* **AVAILABLE DATA**:
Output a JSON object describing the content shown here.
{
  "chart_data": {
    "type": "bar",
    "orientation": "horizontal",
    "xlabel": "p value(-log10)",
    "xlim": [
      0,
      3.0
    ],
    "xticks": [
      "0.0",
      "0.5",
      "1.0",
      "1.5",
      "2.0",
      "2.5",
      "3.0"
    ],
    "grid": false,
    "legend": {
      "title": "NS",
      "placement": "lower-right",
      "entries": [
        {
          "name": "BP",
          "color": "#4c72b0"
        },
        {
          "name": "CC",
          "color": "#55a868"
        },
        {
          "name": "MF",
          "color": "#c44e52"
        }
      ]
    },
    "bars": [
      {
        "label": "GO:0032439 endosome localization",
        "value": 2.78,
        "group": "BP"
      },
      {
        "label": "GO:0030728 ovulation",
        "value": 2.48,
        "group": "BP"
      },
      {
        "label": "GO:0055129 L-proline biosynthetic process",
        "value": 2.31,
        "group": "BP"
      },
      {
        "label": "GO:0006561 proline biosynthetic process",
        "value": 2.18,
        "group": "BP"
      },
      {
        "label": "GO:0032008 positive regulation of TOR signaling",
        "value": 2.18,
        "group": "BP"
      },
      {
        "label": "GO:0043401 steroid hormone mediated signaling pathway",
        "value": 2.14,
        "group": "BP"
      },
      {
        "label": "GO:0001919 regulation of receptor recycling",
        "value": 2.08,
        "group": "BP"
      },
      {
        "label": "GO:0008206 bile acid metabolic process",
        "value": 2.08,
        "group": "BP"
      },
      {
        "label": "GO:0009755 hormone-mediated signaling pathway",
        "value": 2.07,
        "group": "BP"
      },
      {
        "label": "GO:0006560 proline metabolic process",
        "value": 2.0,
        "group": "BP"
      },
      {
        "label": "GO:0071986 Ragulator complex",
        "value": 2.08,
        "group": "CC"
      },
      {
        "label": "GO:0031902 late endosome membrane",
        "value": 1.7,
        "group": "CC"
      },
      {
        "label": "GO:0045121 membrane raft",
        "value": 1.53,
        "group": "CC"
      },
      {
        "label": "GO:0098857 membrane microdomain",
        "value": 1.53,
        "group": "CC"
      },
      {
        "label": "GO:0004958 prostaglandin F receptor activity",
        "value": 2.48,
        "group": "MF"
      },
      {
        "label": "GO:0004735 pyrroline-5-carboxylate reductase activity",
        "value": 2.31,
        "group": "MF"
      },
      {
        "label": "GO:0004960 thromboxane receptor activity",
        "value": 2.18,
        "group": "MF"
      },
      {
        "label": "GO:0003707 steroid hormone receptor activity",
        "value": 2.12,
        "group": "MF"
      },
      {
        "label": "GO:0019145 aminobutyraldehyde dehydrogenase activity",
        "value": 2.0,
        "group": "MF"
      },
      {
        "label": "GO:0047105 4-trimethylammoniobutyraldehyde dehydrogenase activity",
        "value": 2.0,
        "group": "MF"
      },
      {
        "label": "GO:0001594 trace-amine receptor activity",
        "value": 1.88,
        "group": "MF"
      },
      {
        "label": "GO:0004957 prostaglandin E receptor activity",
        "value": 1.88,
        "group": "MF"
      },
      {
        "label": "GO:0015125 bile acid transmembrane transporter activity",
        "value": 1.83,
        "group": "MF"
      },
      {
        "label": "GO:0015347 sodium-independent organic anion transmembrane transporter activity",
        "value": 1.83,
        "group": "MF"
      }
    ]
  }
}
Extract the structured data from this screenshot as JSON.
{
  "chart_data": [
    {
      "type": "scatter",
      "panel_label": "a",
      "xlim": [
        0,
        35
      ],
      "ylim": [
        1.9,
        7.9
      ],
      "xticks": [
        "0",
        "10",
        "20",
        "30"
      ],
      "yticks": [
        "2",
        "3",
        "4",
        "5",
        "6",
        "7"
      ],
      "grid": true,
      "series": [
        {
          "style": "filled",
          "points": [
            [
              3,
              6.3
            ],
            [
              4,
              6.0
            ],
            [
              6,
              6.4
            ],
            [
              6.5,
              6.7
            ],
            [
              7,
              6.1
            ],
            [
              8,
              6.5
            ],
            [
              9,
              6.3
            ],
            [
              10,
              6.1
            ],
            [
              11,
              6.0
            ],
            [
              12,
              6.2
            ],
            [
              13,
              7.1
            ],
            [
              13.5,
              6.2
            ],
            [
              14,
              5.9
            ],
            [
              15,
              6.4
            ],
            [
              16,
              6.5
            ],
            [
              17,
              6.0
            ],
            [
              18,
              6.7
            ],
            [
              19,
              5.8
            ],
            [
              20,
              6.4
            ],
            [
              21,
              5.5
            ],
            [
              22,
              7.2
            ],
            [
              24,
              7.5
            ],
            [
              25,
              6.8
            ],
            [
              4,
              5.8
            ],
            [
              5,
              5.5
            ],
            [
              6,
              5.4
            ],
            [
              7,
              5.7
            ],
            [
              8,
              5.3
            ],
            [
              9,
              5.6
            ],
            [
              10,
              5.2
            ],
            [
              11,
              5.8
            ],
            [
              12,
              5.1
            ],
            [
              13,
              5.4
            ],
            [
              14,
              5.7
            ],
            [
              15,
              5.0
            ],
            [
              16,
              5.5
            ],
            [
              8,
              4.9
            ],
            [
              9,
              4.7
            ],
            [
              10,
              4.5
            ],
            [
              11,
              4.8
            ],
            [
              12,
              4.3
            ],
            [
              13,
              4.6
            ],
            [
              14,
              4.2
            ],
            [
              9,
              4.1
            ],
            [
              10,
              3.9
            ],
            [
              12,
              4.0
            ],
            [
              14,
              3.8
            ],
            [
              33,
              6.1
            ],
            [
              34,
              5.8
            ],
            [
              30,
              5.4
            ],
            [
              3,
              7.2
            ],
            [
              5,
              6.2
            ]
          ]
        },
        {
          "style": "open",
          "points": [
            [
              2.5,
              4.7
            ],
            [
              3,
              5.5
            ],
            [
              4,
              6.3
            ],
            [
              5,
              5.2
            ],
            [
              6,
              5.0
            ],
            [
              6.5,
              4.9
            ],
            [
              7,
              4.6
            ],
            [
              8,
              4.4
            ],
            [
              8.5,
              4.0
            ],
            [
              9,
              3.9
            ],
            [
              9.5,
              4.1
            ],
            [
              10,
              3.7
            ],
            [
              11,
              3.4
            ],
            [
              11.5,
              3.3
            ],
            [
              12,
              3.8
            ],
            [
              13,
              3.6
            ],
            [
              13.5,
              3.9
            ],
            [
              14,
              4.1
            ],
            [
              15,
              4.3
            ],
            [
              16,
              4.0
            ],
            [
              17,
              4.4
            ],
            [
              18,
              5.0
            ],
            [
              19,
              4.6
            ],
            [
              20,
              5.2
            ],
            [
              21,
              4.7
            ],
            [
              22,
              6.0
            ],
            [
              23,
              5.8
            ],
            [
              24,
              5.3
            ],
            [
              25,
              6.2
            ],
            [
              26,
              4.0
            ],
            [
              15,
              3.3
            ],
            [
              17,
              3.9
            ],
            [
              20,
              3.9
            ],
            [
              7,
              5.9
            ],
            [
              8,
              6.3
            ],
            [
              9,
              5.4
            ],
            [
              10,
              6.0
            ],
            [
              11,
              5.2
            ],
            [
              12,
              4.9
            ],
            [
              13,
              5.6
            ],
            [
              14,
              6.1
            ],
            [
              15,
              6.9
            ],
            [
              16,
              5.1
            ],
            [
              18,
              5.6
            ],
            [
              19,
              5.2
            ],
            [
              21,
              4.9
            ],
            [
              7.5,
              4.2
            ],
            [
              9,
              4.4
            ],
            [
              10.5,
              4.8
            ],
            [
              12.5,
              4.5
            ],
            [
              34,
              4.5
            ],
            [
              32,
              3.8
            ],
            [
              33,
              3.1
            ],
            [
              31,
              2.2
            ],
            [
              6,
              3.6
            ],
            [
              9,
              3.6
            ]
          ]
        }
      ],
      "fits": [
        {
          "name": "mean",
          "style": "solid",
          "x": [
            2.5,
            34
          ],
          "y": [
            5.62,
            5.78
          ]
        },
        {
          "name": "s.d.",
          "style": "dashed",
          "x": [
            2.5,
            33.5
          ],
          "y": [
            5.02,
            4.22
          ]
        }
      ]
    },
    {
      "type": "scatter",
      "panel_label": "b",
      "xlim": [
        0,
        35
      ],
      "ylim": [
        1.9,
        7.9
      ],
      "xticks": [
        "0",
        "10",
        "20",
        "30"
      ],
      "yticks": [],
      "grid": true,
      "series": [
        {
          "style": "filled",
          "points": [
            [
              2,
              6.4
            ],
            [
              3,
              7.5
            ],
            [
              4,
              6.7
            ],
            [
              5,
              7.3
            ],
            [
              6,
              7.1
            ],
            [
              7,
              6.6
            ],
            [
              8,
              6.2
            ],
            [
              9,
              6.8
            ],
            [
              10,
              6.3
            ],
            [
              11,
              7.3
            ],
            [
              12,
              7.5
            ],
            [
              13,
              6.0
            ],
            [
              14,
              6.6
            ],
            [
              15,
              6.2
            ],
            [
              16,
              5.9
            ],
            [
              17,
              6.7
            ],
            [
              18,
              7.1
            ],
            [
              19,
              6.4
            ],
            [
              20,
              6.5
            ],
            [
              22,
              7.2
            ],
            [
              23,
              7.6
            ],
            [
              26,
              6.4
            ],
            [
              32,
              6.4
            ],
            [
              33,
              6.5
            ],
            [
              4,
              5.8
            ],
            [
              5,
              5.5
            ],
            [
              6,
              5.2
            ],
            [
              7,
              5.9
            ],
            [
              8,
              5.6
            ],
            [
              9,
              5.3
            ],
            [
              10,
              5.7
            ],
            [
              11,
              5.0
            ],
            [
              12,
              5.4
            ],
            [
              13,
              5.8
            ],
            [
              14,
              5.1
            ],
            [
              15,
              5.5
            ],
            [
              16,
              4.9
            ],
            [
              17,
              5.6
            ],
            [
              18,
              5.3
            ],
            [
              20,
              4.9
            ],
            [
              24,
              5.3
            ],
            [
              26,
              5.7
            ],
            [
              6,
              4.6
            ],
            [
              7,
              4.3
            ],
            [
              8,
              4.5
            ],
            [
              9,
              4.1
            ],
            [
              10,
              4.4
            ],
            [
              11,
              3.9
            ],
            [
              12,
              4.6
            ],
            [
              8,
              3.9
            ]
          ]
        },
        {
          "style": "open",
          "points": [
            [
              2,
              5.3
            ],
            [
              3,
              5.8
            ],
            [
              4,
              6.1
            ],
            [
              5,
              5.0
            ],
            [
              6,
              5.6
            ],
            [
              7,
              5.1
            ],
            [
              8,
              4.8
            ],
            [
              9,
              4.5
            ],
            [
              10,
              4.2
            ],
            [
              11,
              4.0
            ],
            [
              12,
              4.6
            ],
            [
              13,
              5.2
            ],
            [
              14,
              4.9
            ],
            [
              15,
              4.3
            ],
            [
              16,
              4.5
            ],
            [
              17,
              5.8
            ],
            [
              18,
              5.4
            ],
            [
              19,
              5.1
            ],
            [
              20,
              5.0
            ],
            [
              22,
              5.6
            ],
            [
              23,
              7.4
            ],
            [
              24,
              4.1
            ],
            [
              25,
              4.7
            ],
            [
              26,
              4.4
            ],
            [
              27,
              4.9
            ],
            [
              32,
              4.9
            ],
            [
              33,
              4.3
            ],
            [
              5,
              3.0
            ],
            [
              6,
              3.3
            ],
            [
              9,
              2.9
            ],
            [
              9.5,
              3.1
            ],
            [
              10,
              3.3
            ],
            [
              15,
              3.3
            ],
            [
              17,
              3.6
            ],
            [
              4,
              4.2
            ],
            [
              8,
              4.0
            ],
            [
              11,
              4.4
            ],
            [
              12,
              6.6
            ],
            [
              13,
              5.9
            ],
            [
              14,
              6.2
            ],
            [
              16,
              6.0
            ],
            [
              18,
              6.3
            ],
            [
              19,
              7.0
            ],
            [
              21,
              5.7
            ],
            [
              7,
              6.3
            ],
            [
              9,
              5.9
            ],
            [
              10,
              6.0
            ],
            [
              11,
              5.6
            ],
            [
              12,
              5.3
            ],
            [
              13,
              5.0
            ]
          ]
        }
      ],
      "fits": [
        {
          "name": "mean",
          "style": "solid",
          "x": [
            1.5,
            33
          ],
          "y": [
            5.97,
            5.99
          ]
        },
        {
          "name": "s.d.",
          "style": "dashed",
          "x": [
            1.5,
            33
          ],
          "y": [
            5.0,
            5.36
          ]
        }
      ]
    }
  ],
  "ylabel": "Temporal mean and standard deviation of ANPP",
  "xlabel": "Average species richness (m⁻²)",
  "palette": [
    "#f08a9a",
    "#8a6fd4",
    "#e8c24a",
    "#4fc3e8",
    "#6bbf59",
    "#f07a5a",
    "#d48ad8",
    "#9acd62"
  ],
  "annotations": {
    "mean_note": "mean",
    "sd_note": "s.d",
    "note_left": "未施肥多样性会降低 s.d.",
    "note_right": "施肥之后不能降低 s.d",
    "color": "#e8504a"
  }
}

* **PROBLEM DETAILS**: Reply with only the number of lines in the entries that contain the word "prostaglandin".

* **CORRECT ANSWER**: 2